(Text under study)

□ □ □ □ □ □ □

Apps & Software

How to Keep Candy Crush From Ending Up in the FarmVille Dumps


Riccardo Zacconi, CEO and co-founder of King.com

Photograph by Susannah Ireland/eyevine via Redux

Riccardo Zacconi, CEO and co-founder of King.com

King, the maker of Candy Crush Saga, became the next Zynga (ZNGA) by making bafflingly popular games that everyone, including your mom, can’t stop playing. With its filing for an initial public offering, King will get the chance to prove its not the next Zynga to flail its way to irrelevance while falling on its face before investors.

The confidential IPO filing would value King at about $5 billion, according to a report in the Telegraph, though a representative for the company declined to comment. Using a newly created confidential route toward an IPO, which is popular among smaller companies, means King can keep its numbers close to the vest for a while longer.

From the information made public so far, there’s almost no way to overstate how hard King is killing it. The game maker is held up as the most prominent example of the best business model for gaming: persuading people to pay for help beating levels rather than asking for payment before playing at all. The company is believed to be profitable, largely on the success of Candy Crush Saga, which is far and away the most popular Facebook (FB) app. The game has 10 times as many active monthly users as the second most popular Facebook app, stands as the top-grossing mobile app in both the Apple (AAPL) and Google (GOOG) stores, and if you’re standing in a line right now there’s a very good chance someone standing near you is playing it. Think Gaming, a consulting group, estimates that Candy Crush Saga alone brings in $850,000 daily—or $310 million a year—for King. And this is to say nothing of Pet Rescue Saga, which is also one of the top 10 grossing games on Apple’s iOS.

But past performance is not an indicator of future results, as they say, and skeptics aren’t going to forget Zynga. In the months before the FarmVille maker’s IPO, the company was sitting on top of the social gaming world and reporting profits all the while. We all know what happened next. Today, Zynga is worth about a third of what it was when it went public. How can King avoid going down the same path?

□ □ □ □ □ □ □

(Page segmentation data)
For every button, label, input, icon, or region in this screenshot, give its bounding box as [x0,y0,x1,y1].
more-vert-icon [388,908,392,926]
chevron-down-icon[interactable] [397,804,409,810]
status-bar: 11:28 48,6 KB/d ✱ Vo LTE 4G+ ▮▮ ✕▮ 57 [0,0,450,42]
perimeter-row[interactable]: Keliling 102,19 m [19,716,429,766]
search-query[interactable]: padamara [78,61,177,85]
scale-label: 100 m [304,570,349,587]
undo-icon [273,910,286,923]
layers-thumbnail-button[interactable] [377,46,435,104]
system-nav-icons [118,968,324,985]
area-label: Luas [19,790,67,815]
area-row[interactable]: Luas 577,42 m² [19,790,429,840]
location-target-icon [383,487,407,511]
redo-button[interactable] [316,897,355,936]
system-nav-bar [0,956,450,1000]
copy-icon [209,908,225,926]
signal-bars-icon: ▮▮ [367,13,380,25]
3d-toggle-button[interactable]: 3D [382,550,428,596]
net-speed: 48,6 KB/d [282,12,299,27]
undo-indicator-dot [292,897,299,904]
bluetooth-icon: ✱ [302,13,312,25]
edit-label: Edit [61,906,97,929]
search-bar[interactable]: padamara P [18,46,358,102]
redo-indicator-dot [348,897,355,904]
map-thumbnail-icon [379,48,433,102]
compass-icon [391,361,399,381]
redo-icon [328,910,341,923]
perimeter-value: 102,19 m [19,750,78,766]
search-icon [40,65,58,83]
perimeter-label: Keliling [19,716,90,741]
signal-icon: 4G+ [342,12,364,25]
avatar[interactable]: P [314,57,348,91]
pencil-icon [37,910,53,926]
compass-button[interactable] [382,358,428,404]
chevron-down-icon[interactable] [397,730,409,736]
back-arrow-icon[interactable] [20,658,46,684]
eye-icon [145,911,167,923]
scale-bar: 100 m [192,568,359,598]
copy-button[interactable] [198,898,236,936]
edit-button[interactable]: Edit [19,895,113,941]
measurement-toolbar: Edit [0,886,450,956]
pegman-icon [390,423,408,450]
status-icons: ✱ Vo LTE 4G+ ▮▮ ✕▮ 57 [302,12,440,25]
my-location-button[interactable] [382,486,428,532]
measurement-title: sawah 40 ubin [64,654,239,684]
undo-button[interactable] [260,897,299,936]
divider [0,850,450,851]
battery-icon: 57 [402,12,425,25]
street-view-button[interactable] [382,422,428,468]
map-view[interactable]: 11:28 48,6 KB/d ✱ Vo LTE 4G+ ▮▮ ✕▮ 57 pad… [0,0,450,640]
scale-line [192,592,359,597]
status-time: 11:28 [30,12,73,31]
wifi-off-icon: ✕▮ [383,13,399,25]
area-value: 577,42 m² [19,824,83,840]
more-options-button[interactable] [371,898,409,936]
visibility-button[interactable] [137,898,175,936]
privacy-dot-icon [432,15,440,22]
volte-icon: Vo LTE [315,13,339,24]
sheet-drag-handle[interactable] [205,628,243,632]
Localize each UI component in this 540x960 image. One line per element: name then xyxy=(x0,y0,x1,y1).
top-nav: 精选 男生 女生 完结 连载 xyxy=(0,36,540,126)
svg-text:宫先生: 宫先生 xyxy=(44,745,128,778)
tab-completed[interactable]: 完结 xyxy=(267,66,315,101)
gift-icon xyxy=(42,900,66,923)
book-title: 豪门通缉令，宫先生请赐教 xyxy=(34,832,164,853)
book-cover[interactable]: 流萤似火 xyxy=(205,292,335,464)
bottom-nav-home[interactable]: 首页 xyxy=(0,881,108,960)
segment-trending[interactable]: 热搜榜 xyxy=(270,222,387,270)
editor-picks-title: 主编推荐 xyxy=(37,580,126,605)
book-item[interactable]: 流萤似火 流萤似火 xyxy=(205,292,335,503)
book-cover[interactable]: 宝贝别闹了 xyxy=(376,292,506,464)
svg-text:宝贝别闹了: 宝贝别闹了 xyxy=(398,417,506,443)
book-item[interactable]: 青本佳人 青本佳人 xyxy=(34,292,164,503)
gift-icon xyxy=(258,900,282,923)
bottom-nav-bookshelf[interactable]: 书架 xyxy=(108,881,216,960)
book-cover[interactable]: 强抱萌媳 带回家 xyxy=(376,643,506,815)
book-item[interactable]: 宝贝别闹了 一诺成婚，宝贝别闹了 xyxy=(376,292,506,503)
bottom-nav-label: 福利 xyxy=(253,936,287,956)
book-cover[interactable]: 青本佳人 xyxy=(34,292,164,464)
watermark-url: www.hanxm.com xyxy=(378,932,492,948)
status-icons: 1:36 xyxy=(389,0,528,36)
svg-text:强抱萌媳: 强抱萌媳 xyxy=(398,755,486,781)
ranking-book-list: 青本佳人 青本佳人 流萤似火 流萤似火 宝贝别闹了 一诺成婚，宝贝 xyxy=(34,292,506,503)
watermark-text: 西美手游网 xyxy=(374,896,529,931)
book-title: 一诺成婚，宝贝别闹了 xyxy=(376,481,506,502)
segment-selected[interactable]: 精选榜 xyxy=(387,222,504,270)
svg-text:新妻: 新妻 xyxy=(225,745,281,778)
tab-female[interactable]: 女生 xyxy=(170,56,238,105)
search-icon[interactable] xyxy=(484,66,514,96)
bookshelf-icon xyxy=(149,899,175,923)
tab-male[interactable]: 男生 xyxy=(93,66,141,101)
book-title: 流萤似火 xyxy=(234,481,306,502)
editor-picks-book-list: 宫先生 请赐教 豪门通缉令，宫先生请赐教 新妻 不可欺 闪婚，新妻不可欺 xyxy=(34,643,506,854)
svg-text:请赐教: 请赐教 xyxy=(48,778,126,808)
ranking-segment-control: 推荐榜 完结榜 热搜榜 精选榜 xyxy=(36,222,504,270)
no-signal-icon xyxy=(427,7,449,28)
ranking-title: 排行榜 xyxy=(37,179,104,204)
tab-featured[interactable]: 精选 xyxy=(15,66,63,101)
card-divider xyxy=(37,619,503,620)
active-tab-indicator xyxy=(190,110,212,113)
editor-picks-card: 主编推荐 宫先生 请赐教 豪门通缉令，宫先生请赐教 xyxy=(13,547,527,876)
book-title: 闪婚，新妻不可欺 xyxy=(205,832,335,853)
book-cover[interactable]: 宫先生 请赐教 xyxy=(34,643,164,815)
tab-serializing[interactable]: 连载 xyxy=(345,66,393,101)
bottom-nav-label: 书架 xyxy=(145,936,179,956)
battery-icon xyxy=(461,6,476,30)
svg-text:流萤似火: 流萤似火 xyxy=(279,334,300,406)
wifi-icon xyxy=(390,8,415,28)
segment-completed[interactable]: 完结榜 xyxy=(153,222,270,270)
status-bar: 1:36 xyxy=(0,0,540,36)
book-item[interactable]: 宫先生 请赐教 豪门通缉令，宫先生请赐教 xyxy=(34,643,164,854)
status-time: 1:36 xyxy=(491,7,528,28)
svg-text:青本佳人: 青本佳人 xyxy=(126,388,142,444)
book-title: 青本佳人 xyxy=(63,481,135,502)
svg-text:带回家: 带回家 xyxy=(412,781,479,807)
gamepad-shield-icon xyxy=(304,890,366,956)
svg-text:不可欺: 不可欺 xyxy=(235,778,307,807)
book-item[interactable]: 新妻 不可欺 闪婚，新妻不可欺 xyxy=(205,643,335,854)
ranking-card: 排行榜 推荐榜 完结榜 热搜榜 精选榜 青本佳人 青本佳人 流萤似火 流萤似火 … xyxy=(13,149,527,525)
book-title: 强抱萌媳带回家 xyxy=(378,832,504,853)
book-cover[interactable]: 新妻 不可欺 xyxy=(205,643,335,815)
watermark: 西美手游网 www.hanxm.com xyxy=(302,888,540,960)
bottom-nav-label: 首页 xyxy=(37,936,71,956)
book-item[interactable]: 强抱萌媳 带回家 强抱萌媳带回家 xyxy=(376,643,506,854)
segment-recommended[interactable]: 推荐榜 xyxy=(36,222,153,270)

□ □ □ □ □ □ □

(Problem to solve) Resume the article about King's IPO filing and the Zynga comparison, starting after its last sentence. The page segmentation data was drawn from a separate source.

(Answer to this problem)
Go where the players are: There were plenty of problems at Zynga, but at the top of the list was its inability to become more than a Facebook sensation. This left the door open for new competitors—like King—to move into mobile, and that ended up being exactly where casual gaming was headed next. King seems prepared. The company started off in 2003 making games for it own website before quickly adapting to new platforms. Unlike Zynga, it has succeeded in getting its social and mobile platforms to feed off one another. Games of Candy Crush Saga, for instance, can start on a smartphone before moving to a Web browser.

Stay lean: Zynga grew quickly, and not only in terms of users. In the three years before the company went public it more than quadrupled the number of people it employed. Earlier this year, when King surpassed Zynga as the largest social gaming company, it said it had about 400 employees—while Zynga’s head count at the time had bloated to 2,900.

Keep making hits: This is the hardest part—the mobile games that ultimately catch on are more than a little random. When Zynga started fading it resorted to buying other developers that were making hits. King, however, has an extended farm league. The company tests out many titles on its own website before picking those that look likely to succeed and putting its weight behind them. People within the gaming industry compliment the company’s ability to kill off what isn’t working.

But can King keep finding big payoffs on a few big bets that do catch on? That’s the game.

Brustein is a writer for Businessweek.com in New York.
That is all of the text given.